- SH 74 highlighted in red

Route information
- Maintained by Kerala Public Works Department
- Length: 33.69 km (20.93 mi)

Major junctions
- West end: SH 22 in Vazhakode Jn.[Near Wadakkanchery]
- SH 77 in Pazhayannur;
- East end: NH 544 in Alathur

Location
- Country: India
- State: Kerala
- Districts: Thrissur, Palakkad

Highway system
- Roads in India; Expressways; National; State; Asian; State Highways in Kerala
| ← SH 73 |  | → SH 75 |

= State Highway 74 (Kerala) =

Road in Kerala, India

State Highway 74 (SH 74) is a state highway in Kerala, India that starts in Vazhakode and ends in Alathur. The highway is 33.69 km long. The road connects important towns Chelakkara and Pazhayannur

This road from Vazhakkodu to Plazhy of 22.7km was selected to be re-tarred using climate resilient materials under the Rebuild Kerala Initiative for 105.4 crore. EKK Infrastructure Limited was given the tender and work started in 25.10.2021 and work is supposed to be completed by 25.04.2023(18 months construction time). And the contractor will be responsible for all maintenance for next 5 years.

Listed entries:
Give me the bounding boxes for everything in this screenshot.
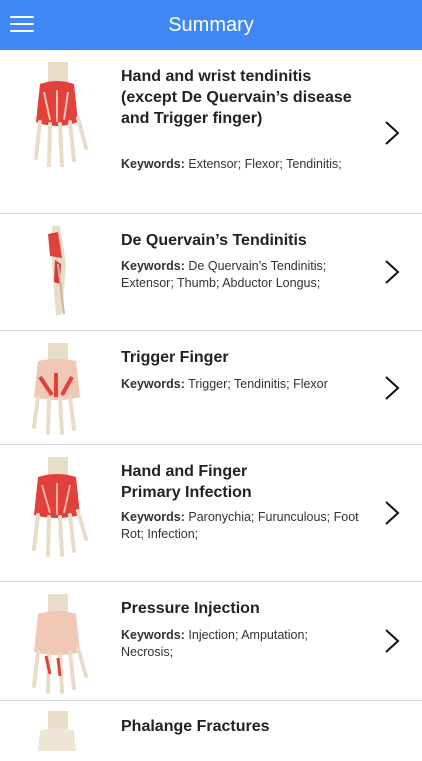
page-title: Summary (168, 13, 254, 36)
list-item[interactable]: Trigger Finger Keywords: Trigger; Tendin… (0, 331, 422, 445)
list-item[interactable]: Phalange Fractures (0, 701, 422, 761)
hand-anatomy-icon (48, 226, 66, 316)
list-item[interactable]: Pressure Injection Keywords: Injection; … (0, 582, 422, 701)
item-keywords: Keywords: Paronychia; Furunculous; Foot … (121, 509, 366, 543)
keywords-value: Trigger; Tendinitis; Flexor (188, 377, 328, 391)
item-title: Hand and wrist tendinitis (except De Que… (121, 68, 352, 127)
keywords-label: Keywords: (121, 628, 185, 642)
item-title: Pressure Injection (121, 600, 260, 617)
hand-anatomy-icon (38, 711, 76, 751)
hand-anatomy-icon (32, 594, 88, 694)
item-keywords: Keywords: Extensor; Flexor; Tendinitis; (121, 156, 366, 173)
list-item[interactable]: De Quervain’s Tendinitis Keywords: De Qu… (0, 214, 422, 331)
hand-anatomy-icon (32, 343, 80, 435)
keywords-label: Keywords: (121, 259, 185, 273)
chevron-right-icon[interactable] (384, 259, 400, 285)
item-title: Hand and Finger Primary Infection (121, 463, 252, 501)
item-keywords: Keywords: De Quervain’s Tendinitis; Exte… (121, 258, 366, 292)
nav-bar: Summary (0, 0, 422, 50)
chevron-right-icon[interactable] (384, 120, 400, 146)
item-title: Trigger Finger (121, 349, 229, 366)
list-item[interactable]: Hand and wrist tendinitis (except De Que… (0, 50, 422, 214)
hand-anatomy-icon (32, 457, 88, 557)
item-keywords: Keywords: Injection; Amputation; Necrosi… (121, 627, 321, 661)
keywords-label: Keywords: (121, 157, 185, 171)
hamburger-menu-icon[interactable] (10, 12, 34, 36)
hand-anatomy-icon (34, 62, 88, 167)
chevron-right-icon[interactable] (384, 375, 400, 401)
item-keywords: Keywords: Trigger; Tendinitis; Flexor (121, 376, 366, 393)
keywords-label: Keywords: (121, 377, 185, 391)
chevron-right-icon[interactable] (384, 628, 400, 654)
item-title: Phalange Fractures (121, 718, 270, 735)
item-title: De Quervain’s Tendinitis (121, 232, 307, 249)
keywords-value: Extensor; Flexor; Tendinitis; (188, 157, 342, 171)
chevron-right-icon[interactable] (384, 500, 400, 526)
list-item[interactable]: Hand and Finger Primary Infection Keywor… (0, 445, 422, 582)
keywords-label: Keywords: (121, 510, 185, 524)
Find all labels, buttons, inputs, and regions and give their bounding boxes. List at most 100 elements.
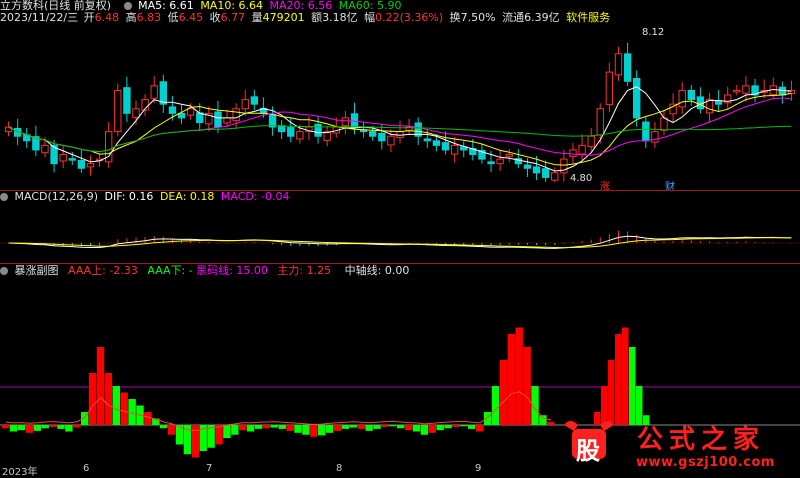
candle-body — [733, 89, 741, 93]
sub-bar — [397, 425, 405, 429]
sub-bar — [318, 425, 326, 436]
sub-bar — [231, 425, 239, 435]
candle-body — [369, 131, 377, 137]
candle-body — [578, 144, 586, 155]
sub-bar — [239, 425, 247, 431]
candle-body — [277, 125, 286, 133]
sub-bar — [381, 425, 389, 427]
sub-bar — [460, 425, 468, 427]
high-mark-label: 8.12 — [642, 27, 665, 38]
candle-body — [114, 89, 122, 133]
candle-body — [287, 127, 295, 137]
sub-bar — [483, 412, 492, 425]
candle-body — [232, 108, 240, 122]
price-pane[interactable]: 立方数科(日线 前复权) MA5: 6.61 MA10: 6.64 MA20: … — [0, 0, 800, 193]
candle-body — [241, 99, 249, 110]
sub-spike-bar — [615, 334, 622, 425]
sub-bar — [412, 425, 421, 432]
candle-body — [623, 53, 632, 82]
candle-body — [614, 53, 623, 76]
watermark-logo-char: 股 — [576, 437, 600, 465]
sub-bar — [436, 425, 444, 431]
macd-chart[interactable] — [0, 191, 800, 263]
candle-body — [596, 108, 604, 136]
candle-body — [196, 112, 204, 123]
sub-bar — [278, 425, 286, 429]
candle-body — [605, 71, 614, 106]
sub-bar — [120, 392, 128, 425]
candle-body — [132, 108, 140, 118]
sub-bar — [302, 425, 310, 435]
candle-body — [487, 161, 495, 165]
sub-bar — [286, 425, 294, 431]
candle-body — [505, 154, 513, 157]
candle-body — [350, 113, 359, 128]
sub-bar — [468, 425, 476, 429]
candle-body — [223, 117, 231, 124]
sub-bar — [160, 425, 168, 429]
sub-bar — [112, 386, 120, 425]
candle-body — [642, 121, 650, 142]
sub-bar — [254, 425, 263, 429]
sub-bar — [49, 425, 57, 427]
candle-body — [742, 85, 750, 94]
sub-bar — [357, 425, 365, 429]
candle-body — [687, 89, 695, 101]
sub-spike-bar — [629, 347, 636, 425]
candle-body — [268, 114, 277, 128]
sub-bar — [294, 425, 302, 433]
sub-bar — [57, 425, 65, 429]
candle-body — [441, 142, 450, 151]
candle-body — [532, 166, 541, 174]
candle-body — [159, 81, 167, 105]
candle-body — [569, 149, 577, 157]
candle-body — [186, 108, 195, 116]
candlestick-chart[interactable] — [0, 0, 800, 190]
sub-bar — [428, 425, 436, 433]
candle-body — [77, 159, 86, 169]
candle-body — [314, 123, 322, 137]
watermark-title: 公式之家 — [637, 425, 766, 455]
candle-body — [660, 117, 668, 131]
candle-body — [541, 168, 550, 178]
x-axis-jul: 7 — [206, 463, 213, 474]
sub-bar — [96, 347, 105, 425]
sub-bar — [547, 421, 555, 425]
sub-bar — [223, 425, 231, 438]
x-axis-sep: 9 — [475, 463, 482, 474]
candle-body — [68, 158, 76, 161]
sub-bar — [17, 425, 26, 431]
macd-pane[interactable]: MACD(12,26,9) DIF: 0.16 DEA: 0.18 MACD: … — [0, 191, 800, 263]
candle-body — [587, 135, 595, 148]
sub-bar — [2, 425, 10, 429]
candle-body — [250, 96, 259, 105]
sub-bar — [333, 425, 342, 431]
sub-bar — [25, 425, 34, 433]
sub-spike-bar — [622, 327, 629, 425]
sub-bar — [444, 425, 452, 429]
sub-bar — [246, 425, 255, 432]
sub-bar — [491, 386, 500, 425]
sub-bar — [144, 412, 152, 425]
candle-body — [341, 117, 350, 127]
sub-bar — [373, 425, 381, 429]
sub-bar — [365, 425, 373, 431]
sub-bar — [389, 425, 397, 427]
x-axis-jun: 6 — [83, 463, 90, 474]
sub-bar — [349, 425, 357, 428]
candle-body — [59, 154, 67, 162]
sub-bar — [523, 347, 531, 425]
macd-dif-line — [8, 235, 792, 249]
sub-bar — [499, 360, 508, 425]
sub-bar — [262, 425, 271, 429]
candle-body — [150, 85, 158, 99]
candle-body — [714, 100, 723, 105]
sub-bar — [515, 327, 523, 425]
sub-bar — [507, 334, 515, 425]
sub-bar — [33, 425, 41, 431]
sub-bar — [310, 425, 318, 437]
sub-bar — [215, 425, 223, 445]
candle-body — [551, 172, 559, 181]
candle-body — [123, 87, 131, 114]
sub-bar — [476, 425, 484, 432]
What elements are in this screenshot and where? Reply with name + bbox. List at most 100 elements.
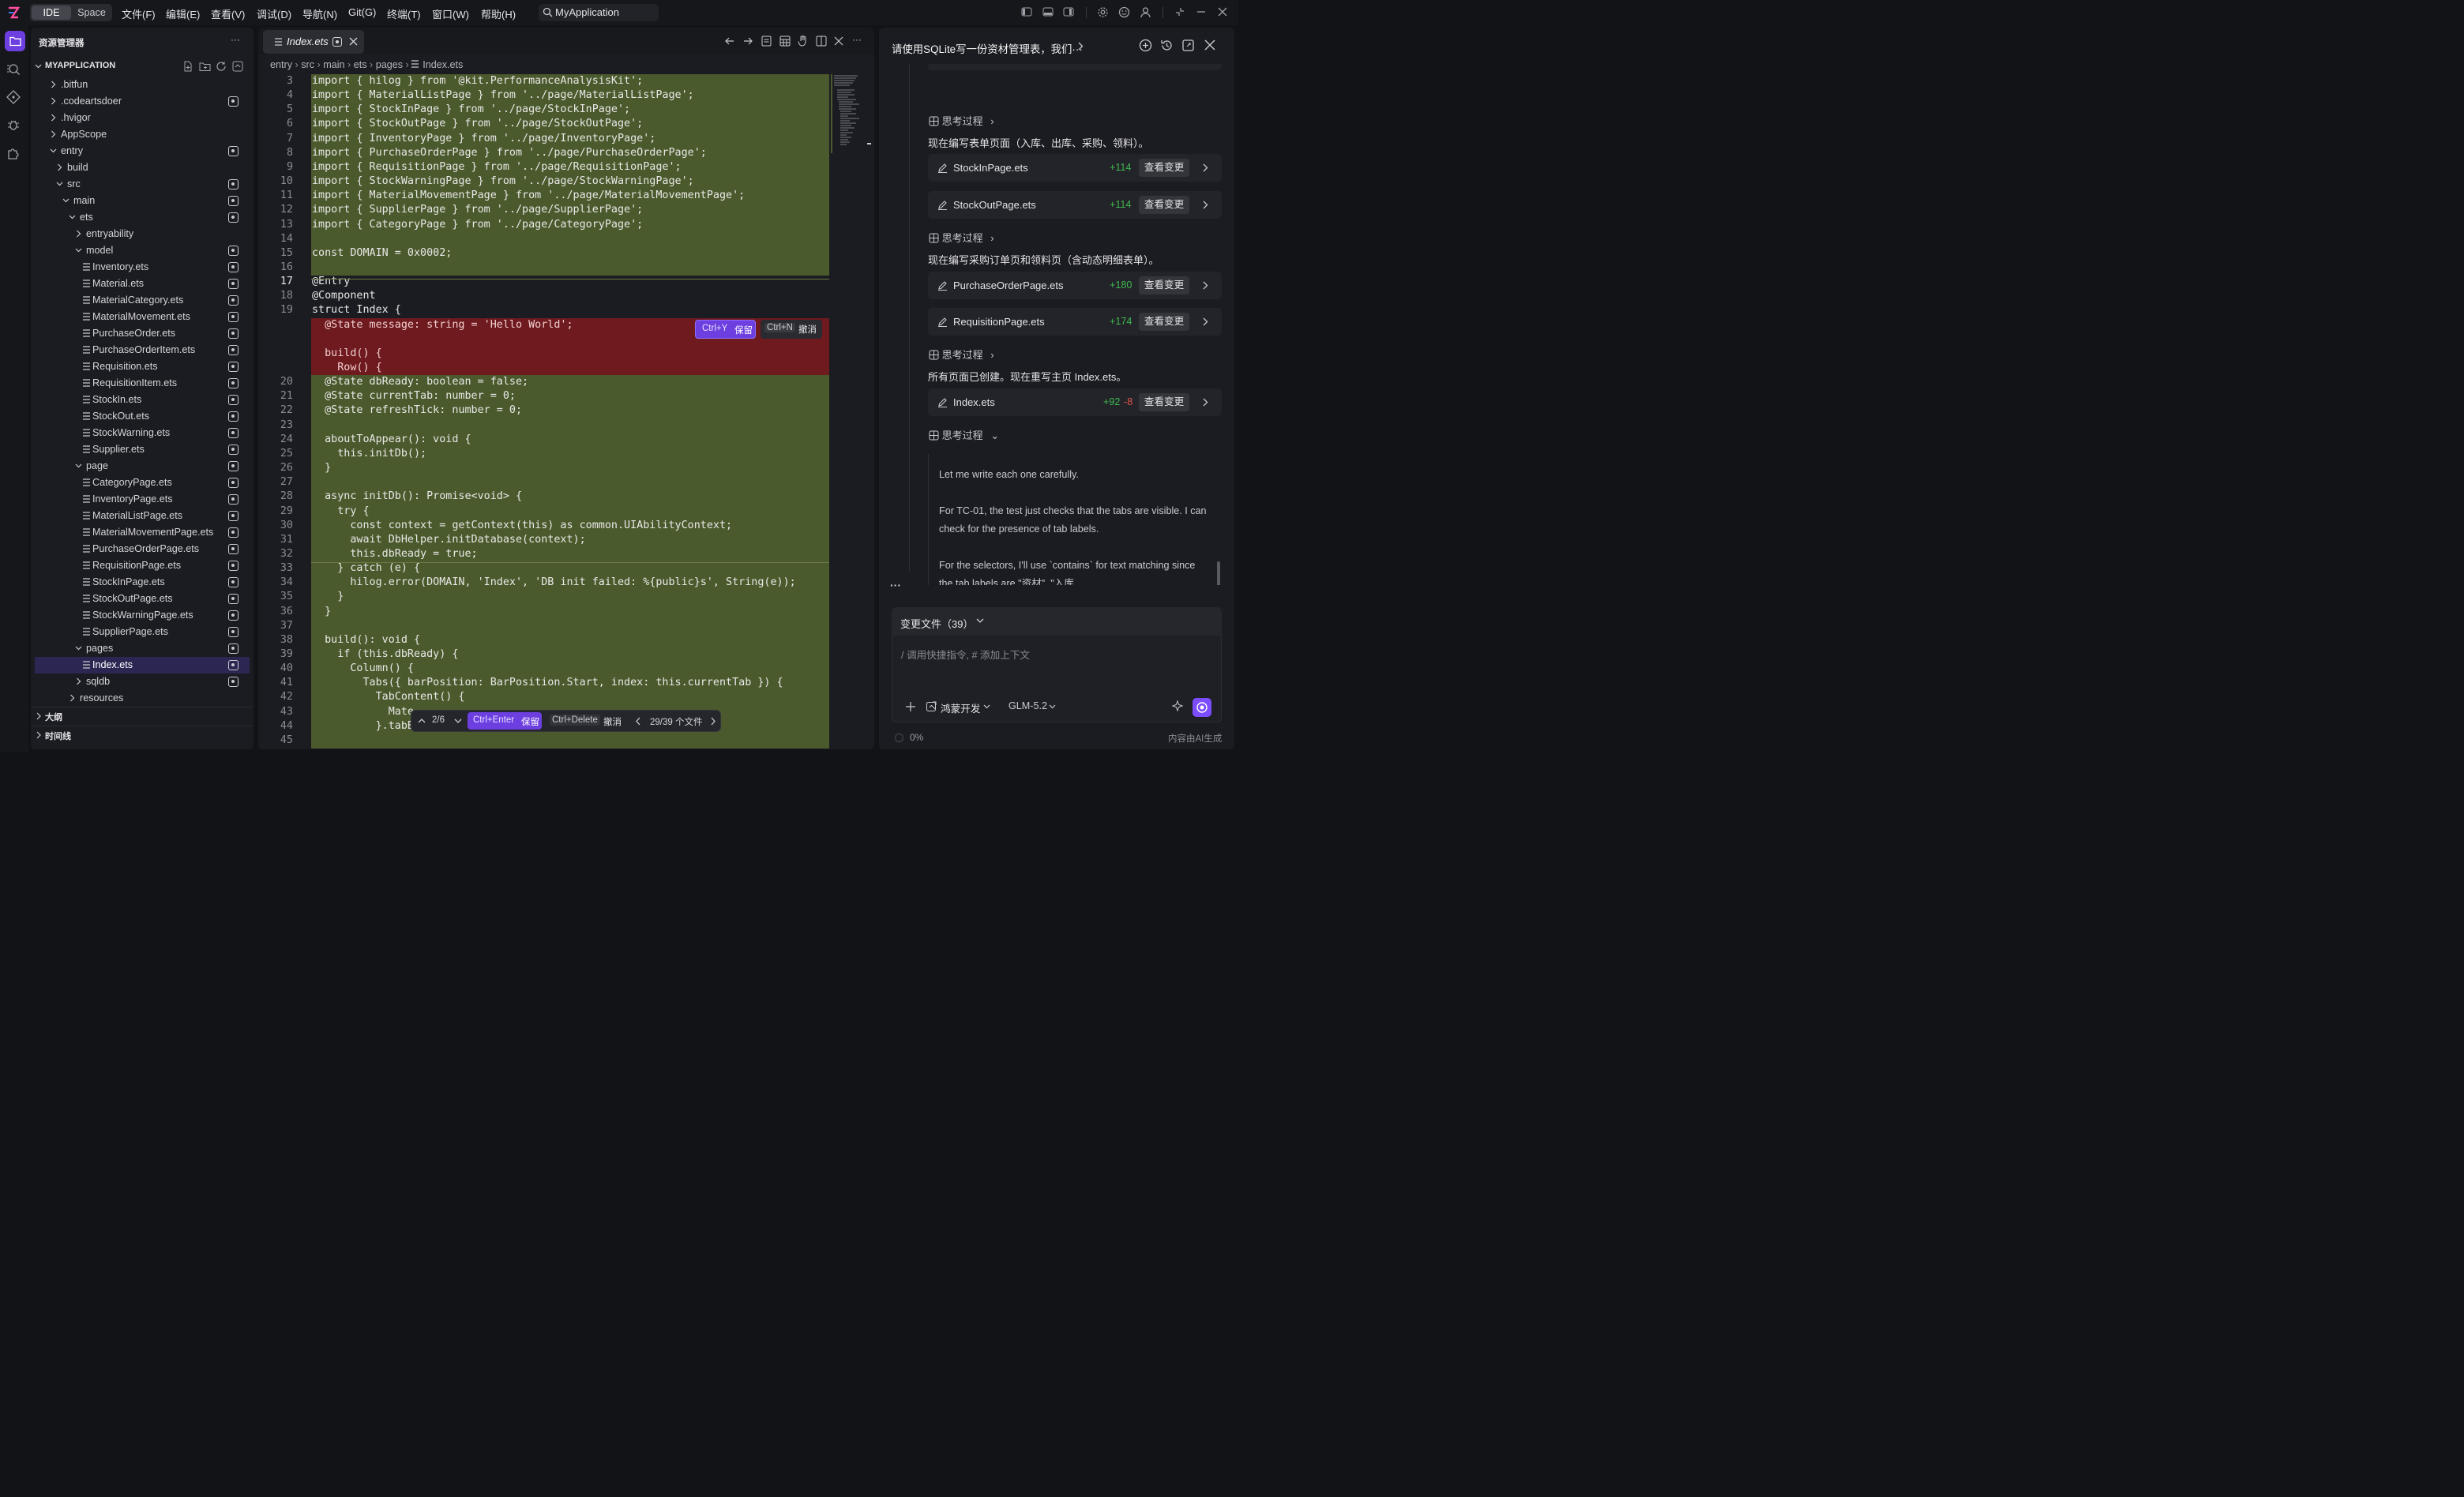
more-ellipsis[interactable]: ··· (890, 579, 901, 591)
menu-navigate[interactable]: 导航(N) (302, 6, 337, 21)
previous-change-icon[interactable] (418, 718, 426, 724)
explorer-files-icon[interactable] (5, 31, 25, 51)
tree-file[interactable]: InventoryPage.ets (31, 491, 254, 508)
toggle-primary-sidebar-icon[interactable] (1021, 6, 1034, 19)
hand-pointer-icon[interactable] (798, 36, 808, 47)
inline-undo-button[interactable]: Ctrl+N 撤消 (761, 320, 822, 339)
changed-files-bar[interactable]: 变更文件（39） (892, 607, 1222, 636)
navigate-back-icon[interactable] (725, 36, 734, 46)
minimize-window-icon[interactable] (1196, 6, 1208, 19)
chevron-right-icon[interactable] (1203, 398, 1208, 407)
view-changes-button[interactable]: 查看变更 (1139, 313, 1189, 331)
mode-space-button[interactable]: Space (73, 6, 111, 20)
close-editor-icon[interactable] (834, 36, 843, 46)
tree-file[interactable]: CategoryPage.ets (31, 475, 254, 491)
tree-folder[interactable]: .bitfun (31, 77, 254, 93)
chevron-right-icon[interactable] (1203, 201, 1208, 209)
refresh-icon[interactable] (216, 61, 227, 72)
menu-edit[interactable]: 编辑(E) (166, 6, 200, 21)
new-file-icon[interactable] (182, 61, 193, 72)
tree-folder[interactable]: ets (31, 209, 254, 226)
menu-view[interactable]: 查看(V) (211, 6, 245, 21)
previous-file-icon[interactable] (635, 717, 641, 726)
model-select[interactable]: GLM-5.2 (1009, 700, 1047, 711)
editor-more-icon[interactable]: ··· (852, 34, 862, 45)
global-search-box[interactable]: MyApplication (539, 4, 659, 21)
tree-folder[interactable]: pages (31, 640, 254, 657)
tree-file[interactable]: MaterialMovementPage.ets (31, 524, 254, 541)
toggle-auxiliary-bar-icon[interactable] (1063, 6, 1076, 19)
tree-folder[interactable]: entry (31, 143, 254, 159)
send-button[interactable] (1193, 698, 1211, 717)
menu-debug[interactable]: 调试(D) (257, 6, 291, 21)
view-changes-button[interactable]: 查看变更 (1139, 159, 1189, 177)
agent-mode-select[interactable]: 鸿蒙开发 (941, 700, 980, 715)
restore-window-icon[interactable] (1174, 6, 1187, 19)
file-change-card[interactable]: StockOutPage.ets +114 查看变更 (928, 191, 1222, 219)
tree-file[interactable]: SupplierPage.ets (31, 624, 254, 640)
thinking-toggle[interactable]: 思考过程 › (928, 347, 994, 362)
tree-file[interactable]: PurchaseOrderPage.ets (31, 541, 254, 557)
close-chat-icon[interactable] (1204, 39, 1215, 51)
source-control-icon[interactable] (6, 90, 24, 107)
inline-keep-button[interactable]: Ctrl+Y 保留 (695, 320, 756, 339)
tree-file[interactable]: StockOut.ets (31, 408, 254, 425)
tree-file[interactable]: MaterialCategory.ets (31, 292, 254, 309)
breadcrumb-item[interactable]: ets (354, 59, 367, 70)
tree-folder[interactable]: resources (31, 690, 254, 707)
file-change-card[interactable]: Index.ets +92 -8 查看变更 (928, 388, 1222, 416)
tree-file[interactable]: StockIn.ets (31, 392, 254, 408)
tree-file[interactable]: PurchaseOrder.ets (31, 325, 254, 342)
settings-gear-icon[interactable] (1097, 6, 1110, 19)
tree-file[interactable]: RequisitionPage.ets (31, 557, 254, 574)
view-changes-button[interactable]: 查看变更 (1139, 276, 1189, 295)
breadcrumb-item[interactable]: main (323, 59, 344, 70)
tree-file[interactable]: StockOutPage.ets (31, 591, 254, 607)
next-file-icon[interactable] (710, 717, 716, 726)
split-editor-icon[interactable] (816, 36, 827, 47)
new-chat-icon[interactable] (1139, 39, 1152, 52)
tree-folder[interactable]: page (31, 458, 254, 475)
tree-folder[interactable]: main (31, 193, 254, 209)
mode-ide-button[interactable]: IDE (32, 6, 71, 20)
tree-file[interactable]: Inventory.ets (31, 259, 254, 276)
tree-folder[interactable]: build (31, 159, 254, 176)
timeline-section[interactable]: 时间线 (31, 726, 254, 743)
next-change-icon[interactable] (454, 718, 462, 724)
tree-folder[interactable]: .hvigor (31, 110, 254, 126)
open-changes-icon[interactable] (761, 36, 772, 47)
thinking-toggle-expanded[interactable]: 思考过程 ⌄ (928, 427, 999, 442)
open-in-editor-icon[interactable] (1181, 39, 1195, 52)
reasoning-scrollbar[interactable] (1217, 561, 1220, 585)
view-changes-button[interactable]: 查看变更 (1139, 393, 1189, 411)
debug-bug-icon[interactable] (6, 118, 24, 135)
breadcrumb-item[interactable]: Index.ets (423, 59, 463, 70)
breadcrumb-item[interactable]: pages (376, 59, 403, 70)
table-view-icon[interactable] (779, 36, 791, 47)
account-user-icon[interactable] (1140, 6, 1152, 19)
menu-file[interactable]: 文件(F) (122, 6, 156, 21)
menu-window[interactable]: 窗口(W) (432, 6, 469, 21)
thinking-toggle[interactable]: 思考过程 › (928, 230, 994, 245)
project-header[interactable]: MYAPPLICATION (31, 58, 254, 75)
minimap[interactable] (831, 74, 862, 153)
keep-all-button[interactable]: Ctrl+Enter 保留 (468, 712, 542, 730)
tab-close-icon[interactable] (349, 37, 358, 46)
breadcrumb-item[interactable]: entry (270, 59, 292, 70)
breadcrumb-item[interactable]: src (301, 59, 314, 70)
tree-folder[interactable]: model (31, 242, 254, 259)
tree-file[interactable]: MaterialMovement.ets (31, 309, 254, 325)
chevron-right-icon[interactable] (1203, 281, 1208, 290)
tree-file[interactable]: Index.ets (35, 657, 250, 673)
tree-file[interactable]: Material.ets (31, 276, 254, 292)
tree-file[interactable]: StockInPage.ets (31, 574, 254, 591)
file-change-card[interactable]: StockInPage.ets +114 查看变更 (928, 154, 1222, 182)
tree-file[interactable]: Requisition.ets (31, 358, 254, 375)
tree-file[interactable]: StockWarningPage.ets (31, 607, 254, 624)
toggle-panel-icon[interactable] (1042, 6, 1055, 19)
chat-input[interactable]: / 调用快捷指令, # 添加上下文 (901, 647, 1030, 662)
tree-file[interactable]: RequisitionItem.ets (31, 375, 254, 392)
tree-file[interactable]: Supplier.ets (31, 441, 254, 458)
file-change-card[interactable]: RequisitionPage.ets +174 查看变更 (928, 308, 1222, 336)
collapse-all-icon[interactable] (232, 61, 243, 72)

Written tasks:
A) In the State Highway 74 article, which company received the tender for re-tarring the road from Vazhakkodu to Plazhy?
B) Extend the State Highway 74 article past its final sentence.

The responses:
A) EKK Infrastructure Limited

B)
After 12 months of construction, local politicians said only 40% of the project is complete and that they don't think it will complete within the stipulated time of 18 months. They claim the road work is making life of the commuters difficult.

Some construction material was stolen, and the culprits arrested by the police during the construction of this road.

== Route map ==
Vazhakode[Near Wadakkancherry] - Chelakkara - Alathur

== Junctions ==

Vazhakode Junction : Kodungallur - Shornur State Highway, Vazhakode - Alathur State Highway

Manalady : Vazhakode - Alathur State Highway, Chelakkara - Panjal - Shoranur Road

Killimangalam : Vazhakode - Alathur State Highway, Chelakkara - Cheruthuruthy - Shoranur Road (Chelakkara Arts College Road)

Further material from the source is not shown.